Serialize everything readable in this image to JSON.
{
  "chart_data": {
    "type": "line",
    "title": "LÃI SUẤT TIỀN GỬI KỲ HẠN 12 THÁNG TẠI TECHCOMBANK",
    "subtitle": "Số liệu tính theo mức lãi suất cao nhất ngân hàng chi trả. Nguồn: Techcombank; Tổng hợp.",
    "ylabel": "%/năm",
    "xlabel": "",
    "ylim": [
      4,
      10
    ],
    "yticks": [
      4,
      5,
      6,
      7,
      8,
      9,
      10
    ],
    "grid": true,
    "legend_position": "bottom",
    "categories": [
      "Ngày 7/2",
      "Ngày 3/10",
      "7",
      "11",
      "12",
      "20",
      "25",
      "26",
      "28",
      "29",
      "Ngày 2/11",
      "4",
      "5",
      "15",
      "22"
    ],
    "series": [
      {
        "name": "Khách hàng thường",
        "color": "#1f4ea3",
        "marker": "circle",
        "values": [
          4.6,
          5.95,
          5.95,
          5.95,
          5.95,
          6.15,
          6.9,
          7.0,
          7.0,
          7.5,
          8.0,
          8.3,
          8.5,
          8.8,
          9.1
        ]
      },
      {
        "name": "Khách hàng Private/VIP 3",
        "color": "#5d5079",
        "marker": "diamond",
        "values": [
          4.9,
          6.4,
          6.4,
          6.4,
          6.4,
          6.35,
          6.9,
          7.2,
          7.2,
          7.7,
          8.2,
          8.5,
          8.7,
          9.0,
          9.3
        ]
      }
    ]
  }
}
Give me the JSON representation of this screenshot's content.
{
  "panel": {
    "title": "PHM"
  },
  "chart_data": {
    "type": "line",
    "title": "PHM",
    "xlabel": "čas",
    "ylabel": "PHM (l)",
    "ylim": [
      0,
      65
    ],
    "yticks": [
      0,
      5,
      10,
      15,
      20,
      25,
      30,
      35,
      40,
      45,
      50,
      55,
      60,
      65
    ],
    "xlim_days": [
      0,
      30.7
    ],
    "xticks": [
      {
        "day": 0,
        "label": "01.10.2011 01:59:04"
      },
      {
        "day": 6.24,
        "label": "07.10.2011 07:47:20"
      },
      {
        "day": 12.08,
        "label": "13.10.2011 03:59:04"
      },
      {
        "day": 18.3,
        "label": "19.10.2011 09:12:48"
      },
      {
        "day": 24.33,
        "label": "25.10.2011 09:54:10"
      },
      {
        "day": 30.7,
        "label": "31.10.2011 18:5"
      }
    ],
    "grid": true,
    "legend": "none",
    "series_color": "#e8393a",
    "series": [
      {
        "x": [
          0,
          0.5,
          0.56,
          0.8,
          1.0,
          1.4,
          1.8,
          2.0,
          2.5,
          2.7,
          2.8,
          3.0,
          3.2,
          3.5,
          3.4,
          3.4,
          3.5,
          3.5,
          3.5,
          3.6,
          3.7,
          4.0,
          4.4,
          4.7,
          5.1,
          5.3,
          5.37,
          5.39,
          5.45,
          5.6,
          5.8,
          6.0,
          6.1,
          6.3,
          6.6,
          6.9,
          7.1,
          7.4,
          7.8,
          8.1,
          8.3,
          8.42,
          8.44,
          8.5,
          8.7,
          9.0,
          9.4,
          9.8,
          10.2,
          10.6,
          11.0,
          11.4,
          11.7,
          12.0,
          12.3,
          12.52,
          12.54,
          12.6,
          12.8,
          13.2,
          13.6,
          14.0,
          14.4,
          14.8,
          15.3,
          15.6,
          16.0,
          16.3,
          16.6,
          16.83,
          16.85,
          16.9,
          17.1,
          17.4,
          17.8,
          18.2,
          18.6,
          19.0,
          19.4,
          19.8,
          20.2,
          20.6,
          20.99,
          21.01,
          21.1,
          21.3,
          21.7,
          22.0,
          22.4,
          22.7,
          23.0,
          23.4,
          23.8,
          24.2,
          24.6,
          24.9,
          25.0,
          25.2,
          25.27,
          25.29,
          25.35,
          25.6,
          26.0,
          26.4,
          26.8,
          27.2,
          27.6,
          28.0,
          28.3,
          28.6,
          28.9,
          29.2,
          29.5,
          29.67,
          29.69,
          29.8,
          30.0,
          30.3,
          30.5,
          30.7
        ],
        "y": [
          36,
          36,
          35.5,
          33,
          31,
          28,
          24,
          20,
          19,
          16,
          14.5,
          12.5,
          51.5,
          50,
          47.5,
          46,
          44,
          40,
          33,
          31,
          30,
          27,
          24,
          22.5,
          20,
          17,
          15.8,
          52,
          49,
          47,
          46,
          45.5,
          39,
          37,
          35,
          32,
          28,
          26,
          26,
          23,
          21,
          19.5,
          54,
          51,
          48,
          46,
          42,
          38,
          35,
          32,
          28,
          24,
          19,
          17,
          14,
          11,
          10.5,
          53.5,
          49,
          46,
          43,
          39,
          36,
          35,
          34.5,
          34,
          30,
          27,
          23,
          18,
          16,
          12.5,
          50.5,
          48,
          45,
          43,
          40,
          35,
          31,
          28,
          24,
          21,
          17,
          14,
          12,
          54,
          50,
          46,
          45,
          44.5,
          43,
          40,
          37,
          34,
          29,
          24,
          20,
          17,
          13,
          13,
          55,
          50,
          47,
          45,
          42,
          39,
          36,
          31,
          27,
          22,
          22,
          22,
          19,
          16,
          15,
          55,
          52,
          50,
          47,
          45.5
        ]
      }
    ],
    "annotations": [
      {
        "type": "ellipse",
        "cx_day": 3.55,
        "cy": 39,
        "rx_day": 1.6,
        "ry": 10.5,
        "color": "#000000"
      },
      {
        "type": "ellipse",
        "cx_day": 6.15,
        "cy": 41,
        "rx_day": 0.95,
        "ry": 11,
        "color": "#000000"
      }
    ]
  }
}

· · · · · · ·

Extract each line of the material exactly as it stands.

-- Response --
Serialize everything readable in this image to JSON.
{
  "chart_data": {
    "type": "line",
    "title": "LÃI SUẤT TIỀN GỬI KỲ HẠN 12 THÁNG TẠI TECHCOMBANK",
    "subtitle": "Số liệu tính theo mức lãi suất cao nhất ngân hàng chi trả. Nguồn: Techcombank; Tổng hợp.",
    "ylabel": "%/năm",
    "xlabel": "",
    "ylim": [
      4,
      10
    ],
    "yticks": [
      4,
      5,
      6,
      7,
      8,
      9,
      10
    ],
    "grid": true,
    "legend_position": "bottom",
    "categories": [
      "Ngày 7/2",
      "Ngày 3/10",
      "7",
      "11",
      "12",
      "20",
      "25",
      "26",
      "28",
      "29",
      "Ngày 2/11",
      "4",
      "5",
      "15",
      "22"
    ],
    "series": [
      {
        "name": "Khách hàng thường",
        "color": "#1f4ea3",
        "marker": "circle",
        "values": [
          4.6,
          5.95,
          5.95,
          5.95,
          5.95,
          6.15,
          6.9,
          7.0,
          7.0,
          7.5,
          8.0,
          8.3,
          8.5,
          8.8,
          9.1
        ]
      },
      {
        "name": "Khách hàng Private/VIP 3",
        "color": "#5d5079",
        "marker": "diamond",
        "values": [
          4.9,
          6.4,
          6.4,
          6.4,
          6.4,
          6.35,
          6.9,
          7.2,
          7.2,
          7.7,
          8.2,
          8.5,
          8.7,
          9.0,
          9.3
        ]
      }
    ]
  }
}
Give me the JSON representation of this screenshot's content.
{
  "panel": {
    "title": "PHM"
  },
  "chart_data": {
    "type": "line",
    "title": "PHM",
    "xlabel": "čas",
    "ylabel": "PHM (l)",
    "ylim": [
      0,
      65
    ],
    "yticks": [
      0,
      5,
      10,
      15,
      20,
      25,
      30,
      35,
      40,
      45,
      50,
      55,
      60,
      65
    ],
    "xlim_days": [
      0,
      30.7
    ],
    "xticks": [
      {
        "day": 0,
        "label": "01.10.2011 01:59:04"
      },
      {
        "day": 6.24,
        "label": "07.10.2011 07:47:20"
      },
      {
        "day": 12.08,
        "label": "13.10.2011 03:59:04"
      },
      {
        "day": 18.3,
        "label": "19.10.2011 09:12:48"
      },
      {
        "day": 24.33,
        "label": "25.10.2011 09:54:10"
      },
      {
        "day": 30.7,
        "label": "31.10.2011 18:5"
      }
    ],
    "grid": true,
    "legend": "none",
    "series_color": "#e8393a",
    "series": [
      {
        "x": [
          0,
          0.5,
          0.56,
          0.8,
          1.0,
          1.4,
          1.8,
          2.0,
          2.5,
          2.7,
          2.8,
          3.0,
          3.2,
          3.5,
          3.4,
          3.4,
          3.5,
          3.5,
          3.5,
          3.6,
          3.7,
          4.0,
          4.4,
          4.7,
          5.1,
          5.3,
          5.37,
          5.39,
          5.45,
          5.6,
          5.8,
          6.0,
          6.1,
          6.3,
          6.6,
          6.9,
          7.1,
          7.4,
          7.8,
          8.1,
          8.3,
          8.42,
          8.44,
          8.5,
          8.7,
          9.0,
          9.4,
          9.8,
          10.2,
          10.6,
          11.0,
          11.4,
          11.7,
          12.0,
          12.3,
          12.52,
          12.54,
          12.6,
          12.8,
          13.2,
          13.6,
          14.0,
          14.4,
          14.8,
          15.3,
          15.6,
          16.0,
          16.3,
          16.6,
          16.83,
          16.85,
          16.9,
          17.1,
          17.4,
          17.8,
          18.2,
          18.6,
          19.0,
          19.4,
          19.8,
          20.2,
          20.6,
          20.99,
          21.01,
          21.1,
          21.3,
          21.7,
          22.0,
          22.4,
          22.7,
          23.0,
          23.4,
          23.8,
          24.2,
          24.6,
          24.9,
          25.0,
          25.2,
          25.27,
          25.29,
          25.35,
          25.6,
          26.0,
          26.4,
          26.8,
          27.2,
          27.6,
          28.0,
          28.3,
          28.6,
          28.9,
          29.2,
          29.5,
          29.67,
          29.69,
          29.8,
          30.0,
          30.3,
          30.5,
          30.7
        ],
        "y": [
          36,
          36,
          35.5,
          33,
          31,
          28,
          24,
          20,
          19,
          16,
          14.5,
          12.5,
          51.5,
          50,
          47.5,
          46,
          44,
          40,
          33,
          31,
          30,
          27,
          24,
          22.5,
          20,
          17,
          15.8,
          52,
          49,
          47,
          46,
          45.5,
          39,
          37,
          35,
          32,
          28,
          26,
          26,
          23,
          21,
          19.5,
          54,
          51,
          48,
          46,
          42,
          38,
          35,
          32,
          28,
          24,
          19,
          17,
          14,
          11,
          10.5,
          53.5,
          49,
          46,
          43,
          39,
          36,
          35,
          34.5,
          34,
          30,
          27,
          23,
          18,
          16,
          12.5,
          50.5,
          48,
          45,
          43,
          40,
          35,
          31,
          28,
          24,
          21,
          17,
          14,
          12,
          54,
          50,
          46,
          45,
          44.5,
          43,
          40,
          37,
          34,
          29,
          24,
          20,
          17,
          13,
          13,
          55,
          50,
          47,
          45,
          42,
          39,
          36,
          31,
          27,
          22,
          22,
          22,
          19,
          16,
          15,
          55,
          52,
          50,
          47,
          45.5
        ]
      }
    ],
    "annotations": [
      {
        "type": "ellipse",
        "cx_day": 3.55,
        "cy": 39,
        "rx_day": 1.6,
        "ry": 10.5,
        "color": "#000000"
      },
      {
        "type": "ellipse",
        "cx_day": 6.15,
        "cy": 41,
        "rx_day": 0.95,
        "ry": 11,
        "color": "#000000"
      }
    ]
  }
}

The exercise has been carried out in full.